Every line holding the string "content" should be gathered.
START
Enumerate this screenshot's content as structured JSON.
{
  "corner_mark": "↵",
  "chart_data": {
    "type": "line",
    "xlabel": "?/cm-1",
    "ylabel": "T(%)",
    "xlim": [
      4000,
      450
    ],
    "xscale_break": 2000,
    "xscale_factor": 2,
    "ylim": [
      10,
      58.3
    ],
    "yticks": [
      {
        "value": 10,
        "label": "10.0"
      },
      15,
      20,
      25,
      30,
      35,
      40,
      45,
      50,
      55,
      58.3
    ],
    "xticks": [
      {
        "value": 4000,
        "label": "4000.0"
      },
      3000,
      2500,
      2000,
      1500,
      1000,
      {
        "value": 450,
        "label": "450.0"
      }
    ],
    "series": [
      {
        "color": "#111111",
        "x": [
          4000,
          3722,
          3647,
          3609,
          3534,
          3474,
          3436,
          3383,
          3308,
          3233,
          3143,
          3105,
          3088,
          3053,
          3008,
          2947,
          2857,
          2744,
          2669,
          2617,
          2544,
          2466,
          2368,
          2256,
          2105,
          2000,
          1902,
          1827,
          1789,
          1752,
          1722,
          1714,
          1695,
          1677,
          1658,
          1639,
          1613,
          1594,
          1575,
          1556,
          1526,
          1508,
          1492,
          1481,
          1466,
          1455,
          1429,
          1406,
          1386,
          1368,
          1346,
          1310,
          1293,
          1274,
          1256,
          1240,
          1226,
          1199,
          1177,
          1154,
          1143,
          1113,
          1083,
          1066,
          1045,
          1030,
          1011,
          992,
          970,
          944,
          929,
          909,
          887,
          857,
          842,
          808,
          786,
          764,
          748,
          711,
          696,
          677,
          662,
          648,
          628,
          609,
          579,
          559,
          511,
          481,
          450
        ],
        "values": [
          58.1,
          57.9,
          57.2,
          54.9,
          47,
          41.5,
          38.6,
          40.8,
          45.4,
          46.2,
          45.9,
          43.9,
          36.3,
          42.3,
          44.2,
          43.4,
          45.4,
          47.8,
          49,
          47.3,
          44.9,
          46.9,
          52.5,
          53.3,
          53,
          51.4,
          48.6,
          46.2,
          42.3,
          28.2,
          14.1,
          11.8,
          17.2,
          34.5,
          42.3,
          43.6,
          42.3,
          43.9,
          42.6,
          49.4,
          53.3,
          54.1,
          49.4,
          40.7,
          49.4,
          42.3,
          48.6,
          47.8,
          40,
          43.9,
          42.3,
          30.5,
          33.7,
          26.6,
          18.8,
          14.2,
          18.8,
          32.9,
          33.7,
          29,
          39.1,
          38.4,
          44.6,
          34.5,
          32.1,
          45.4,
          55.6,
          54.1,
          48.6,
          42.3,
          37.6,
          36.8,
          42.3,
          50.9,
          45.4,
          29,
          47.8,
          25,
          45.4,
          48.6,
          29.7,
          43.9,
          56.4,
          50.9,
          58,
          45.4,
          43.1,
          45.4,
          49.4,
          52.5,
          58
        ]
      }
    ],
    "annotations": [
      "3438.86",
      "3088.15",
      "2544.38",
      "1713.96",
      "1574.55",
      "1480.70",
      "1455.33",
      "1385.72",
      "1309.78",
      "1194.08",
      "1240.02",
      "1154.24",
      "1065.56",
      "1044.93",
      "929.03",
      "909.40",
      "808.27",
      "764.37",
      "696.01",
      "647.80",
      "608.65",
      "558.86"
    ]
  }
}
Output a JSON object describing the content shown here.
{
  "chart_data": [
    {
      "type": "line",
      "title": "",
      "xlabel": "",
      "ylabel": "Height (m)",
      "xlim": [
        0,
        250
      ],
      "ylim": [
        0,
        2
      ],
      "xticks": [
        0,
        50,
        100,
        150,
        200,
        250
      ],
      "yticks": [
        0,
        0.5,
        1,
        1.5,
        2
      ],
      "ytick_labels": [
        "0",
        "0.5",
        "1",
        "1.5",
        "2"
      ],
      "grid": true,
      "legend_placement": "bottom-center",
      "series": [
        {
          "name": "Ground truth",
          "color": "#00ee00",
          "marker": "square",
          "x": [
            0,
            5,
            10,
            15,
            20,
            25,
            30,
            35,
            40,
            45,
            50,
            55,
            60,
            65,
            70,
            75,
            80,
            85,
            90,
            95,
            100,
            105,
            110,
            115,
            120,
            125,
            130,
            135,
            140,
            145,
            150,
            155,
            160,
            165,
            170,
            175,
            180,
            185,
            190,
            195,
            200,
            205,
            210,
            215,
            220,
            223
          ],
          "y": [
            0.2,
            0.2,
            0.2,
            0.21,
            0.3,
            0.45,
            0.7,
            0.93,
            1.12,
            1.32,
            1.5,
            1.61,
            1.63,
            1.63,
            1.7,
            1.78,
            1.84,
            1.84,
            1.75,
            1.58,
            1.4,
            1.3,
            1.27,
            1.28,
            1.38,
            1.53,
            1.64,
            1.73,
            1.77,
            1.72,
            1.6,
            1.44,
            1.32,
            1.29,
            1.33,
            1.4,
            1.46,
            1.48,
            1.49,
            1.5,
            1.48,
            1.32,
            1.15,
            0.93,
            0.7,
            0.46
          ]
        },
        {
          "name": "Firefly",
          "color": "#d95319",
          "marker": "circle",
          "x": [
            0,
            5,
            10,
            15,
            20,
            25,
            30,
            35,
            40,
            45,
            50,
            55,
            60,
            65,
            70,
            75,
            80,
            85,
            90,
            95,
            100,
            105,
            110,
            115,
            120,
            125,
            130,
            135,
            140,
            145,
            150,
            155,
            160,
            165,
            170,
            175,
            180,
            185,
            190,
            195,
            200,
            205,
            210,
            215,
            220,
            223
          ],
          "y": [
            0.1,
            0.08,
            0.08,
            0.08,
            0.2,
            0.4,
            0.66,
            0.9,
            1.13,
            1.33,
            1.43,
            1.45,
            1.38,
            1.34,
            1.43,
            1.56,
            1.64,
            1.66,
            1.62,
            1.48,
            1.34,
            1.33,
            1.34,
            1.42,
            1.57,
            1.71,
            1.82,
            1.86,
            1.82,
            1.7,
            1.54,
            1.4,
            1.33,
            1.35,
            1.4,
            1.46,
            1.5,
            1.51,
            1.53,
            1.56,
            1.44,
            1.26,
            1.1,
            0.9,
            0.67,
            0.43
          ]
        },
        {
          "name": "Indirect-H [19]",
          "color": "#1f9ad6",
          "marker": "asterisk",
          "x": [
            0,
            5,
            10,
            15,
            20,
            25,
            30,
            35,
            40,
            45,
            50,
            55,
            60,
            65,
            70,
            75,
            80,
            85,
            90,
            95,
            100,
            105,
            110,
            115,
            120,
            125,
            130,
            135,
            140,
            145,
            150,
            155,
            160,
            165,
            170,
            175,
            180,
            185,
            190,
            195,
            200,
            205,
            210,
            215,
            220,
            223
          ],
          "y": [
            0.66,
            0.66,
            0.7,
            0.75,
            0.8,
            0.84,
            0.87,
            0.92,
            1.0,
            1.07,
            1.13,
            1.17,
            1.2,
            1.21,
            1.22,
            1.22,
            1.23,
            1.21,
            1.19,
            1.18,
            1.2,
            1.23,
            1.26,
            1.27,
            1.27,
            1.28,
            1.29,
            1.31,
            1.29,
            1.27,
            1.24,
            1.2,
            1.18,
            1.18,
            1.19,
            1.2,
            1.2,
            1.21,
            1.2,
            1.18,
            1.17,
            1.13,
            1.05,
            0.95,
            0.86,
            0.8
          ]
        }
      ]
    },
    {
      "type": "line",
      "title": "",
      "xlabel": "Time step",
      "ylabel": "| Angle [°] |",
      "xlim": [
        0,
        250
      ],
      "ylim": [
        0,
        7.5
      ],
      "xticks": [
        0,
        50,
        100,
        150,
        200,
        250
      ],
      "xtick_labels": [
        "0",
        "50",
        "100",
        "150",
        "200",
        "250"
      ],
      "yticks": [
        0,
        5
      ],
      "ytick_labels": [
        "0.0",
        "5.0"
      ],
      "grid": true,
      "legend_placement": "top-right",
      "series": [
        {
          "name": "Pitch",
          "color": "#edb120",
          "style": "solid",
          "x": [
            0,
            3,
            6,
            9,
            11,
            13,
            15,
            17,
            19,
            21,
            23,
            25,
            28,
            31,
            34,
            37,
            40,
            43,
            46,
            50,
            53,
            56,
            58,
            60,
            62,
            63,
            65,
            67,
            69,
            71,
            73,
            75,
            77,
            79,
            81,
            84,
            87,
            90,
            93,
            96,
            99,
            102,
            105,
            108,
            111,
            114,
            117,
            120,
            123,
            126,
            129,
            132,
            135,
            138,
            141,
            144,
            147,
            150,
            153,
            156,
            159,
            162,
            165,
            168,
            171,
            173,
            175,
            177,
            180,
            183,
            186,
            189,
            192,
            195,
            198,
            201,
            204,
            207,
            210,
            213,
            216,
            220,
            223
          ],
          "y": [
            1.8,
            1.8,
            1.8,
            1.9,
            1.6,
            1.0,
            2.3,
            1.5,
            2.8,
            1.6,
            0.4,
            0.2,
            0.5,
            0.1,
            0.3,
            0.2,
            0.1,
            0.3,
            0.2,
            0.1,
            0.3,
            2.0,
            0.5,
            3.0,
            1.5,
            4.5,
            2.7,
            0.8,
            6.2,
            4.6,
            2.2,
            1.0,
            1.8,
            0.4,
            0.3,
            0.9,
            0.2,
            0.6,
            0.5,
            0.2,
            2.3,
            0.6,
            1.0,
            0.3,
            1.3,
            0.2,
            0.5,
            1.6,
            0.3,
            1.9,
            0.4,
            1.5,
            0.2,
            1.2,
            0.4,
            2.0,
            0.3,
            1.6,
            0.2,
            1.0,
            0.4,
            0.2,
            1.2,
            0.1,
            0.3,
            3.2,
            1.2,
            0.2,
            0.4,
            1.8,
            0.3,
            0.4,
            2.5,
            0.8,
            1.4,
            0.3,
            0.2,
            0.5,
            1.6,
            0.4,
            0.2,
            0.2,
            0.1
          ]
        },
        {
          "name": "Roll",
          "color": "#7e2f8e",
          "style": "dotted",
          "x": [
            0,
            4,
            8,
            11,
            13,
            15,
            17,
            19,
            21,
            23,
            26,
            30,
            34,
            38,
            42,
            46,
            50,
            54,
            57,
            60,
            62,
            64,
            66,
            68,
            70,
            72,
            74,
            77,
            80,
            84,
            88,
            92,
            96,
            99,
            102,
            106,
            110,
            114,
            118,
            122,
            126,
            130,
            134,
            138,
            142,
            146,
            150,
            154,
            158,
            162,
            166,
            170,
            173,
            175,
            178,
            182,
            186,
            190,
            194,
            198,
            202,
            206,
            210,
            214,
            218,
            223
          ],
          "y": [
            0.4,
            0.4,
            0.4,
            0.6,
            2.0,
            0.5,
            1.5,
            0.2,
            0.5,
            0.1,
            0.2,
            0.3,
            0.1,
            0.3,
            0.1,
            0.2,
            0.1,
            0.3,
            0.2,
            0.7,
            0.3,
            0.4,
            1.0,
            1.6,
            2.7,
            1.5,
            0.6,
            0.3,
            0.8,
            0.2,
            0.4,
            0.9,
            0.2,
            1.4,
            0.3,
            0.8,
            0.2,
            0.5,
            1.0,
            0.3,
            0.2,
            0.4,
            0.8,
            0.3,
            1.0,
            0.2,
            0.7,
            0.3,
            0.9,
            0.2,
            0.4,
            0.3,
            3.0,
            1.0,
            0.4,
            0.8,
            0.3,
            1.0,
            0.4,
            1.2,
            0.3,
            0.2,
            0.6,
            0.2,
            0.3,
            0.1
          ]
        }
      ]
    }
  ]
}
END
Exercise answer:
Enumerate this screenshot's content as structured JSON.
Output a JSON object describing the content shown here.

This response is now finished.